▶ _Stated goal_:
Can all of these lines be returned exactly?
_ _ _
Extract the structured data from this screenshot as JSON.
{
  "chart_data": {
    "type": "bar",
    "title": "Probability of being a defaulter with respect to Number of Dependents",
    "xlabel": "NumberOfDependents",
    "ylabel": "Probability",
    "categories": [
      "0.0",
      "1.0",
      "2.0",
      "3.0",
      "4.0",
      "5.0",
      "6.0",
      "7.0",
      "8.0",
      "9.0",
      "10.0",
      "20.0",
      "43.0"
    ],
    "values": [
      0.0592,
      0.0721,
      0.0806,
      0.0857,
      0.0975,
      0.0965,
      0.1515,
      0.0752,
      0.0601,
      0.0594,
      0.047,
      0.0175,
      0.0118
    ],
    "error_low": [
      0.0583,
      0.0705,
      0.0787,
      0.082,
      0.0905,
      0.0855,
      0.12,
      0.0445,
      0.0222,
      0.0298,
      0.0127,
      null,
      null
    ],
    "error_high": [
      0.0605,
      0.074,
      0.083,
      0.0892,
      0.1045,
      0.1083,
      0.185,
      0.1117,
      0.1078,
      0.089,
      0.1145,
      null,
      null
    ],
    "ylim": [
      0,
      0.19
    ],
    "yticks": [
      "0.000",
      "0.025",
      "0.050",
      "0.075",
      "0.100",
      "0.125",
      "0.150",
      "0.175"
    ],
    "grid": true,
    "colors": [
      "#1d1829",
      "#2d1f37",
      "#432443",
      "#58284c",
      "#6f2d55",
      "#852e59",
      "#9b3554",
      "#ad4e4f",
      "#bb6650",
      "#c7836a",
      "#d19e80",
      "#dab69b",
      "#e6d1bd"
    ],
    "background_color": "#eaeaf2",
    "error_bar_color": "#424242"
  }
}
_ _ _
▶ _Answer for the task_:
Extract the structured data from this screenshot as JSON.
{
  "chart_data": {
    "type": "bar",
    "title": "Probability of being a defaulter with respect to Number of Dependents",
    "xlabel": "NumberOfDependents",
    "ylabel": "Probability",
    "categories": [
      "0.0",
      "1.0",
      "2.0",
      "3.0",
      "4.0",
      "5.0",
      "6.0",
      "7.0",
      "8.0",
      "9.0",
      "10.0",
      "20.0",
      "43.0"
    ],
    "values": [
      0.0592,
      0.0721,
      0.0806,
      0.0857,
      0.0975,
      0.0965,
      0.1515,
      0.0752,
      0.0601,
      0.0594,
      0.047,
      0.0175,
      0.0118
    ],
    "error_low": [
      0.0583,
      0.0705,
      0.0787,
      0.082,
      0.0905,
      0.0855,
      0.12,
      0.0445,
      0.0222,
      0.0298,
      0.0127,
      null,
      null
    ],
    "error_high": [
      0.0605,
      0.074,
      0.083,
      0.0892,
      0.1045,
      0.1083,
      0.185,
      0.1117,
      0.1078,
      0.089,
      0.1145,
      null,
      null
    ],
    "ylim": [
      0,
      0.19
    ],
    "yticks": [
      "0.000",
      "0.025",
      "0.050",
      "0.075",
      "0.100",
      "0.125",
      "0.150",
      "0.175"
    ],
    "grid": true,
    "colors": [
      "#1d1829",
      "#2d1f37",
      "#432443",
      "#58284c",
      "#6f2d55",
      "#852e59",
      "#9b3554",
      "#ad4e4f",
      "#bb6650",
      "#c7836a",
      "#d19e80",
      "#dab69b",
      "#e6d1bd"
    ],
    "background_color": "#eaeaf2",
    "error_bar_color": "#424242"
  }
}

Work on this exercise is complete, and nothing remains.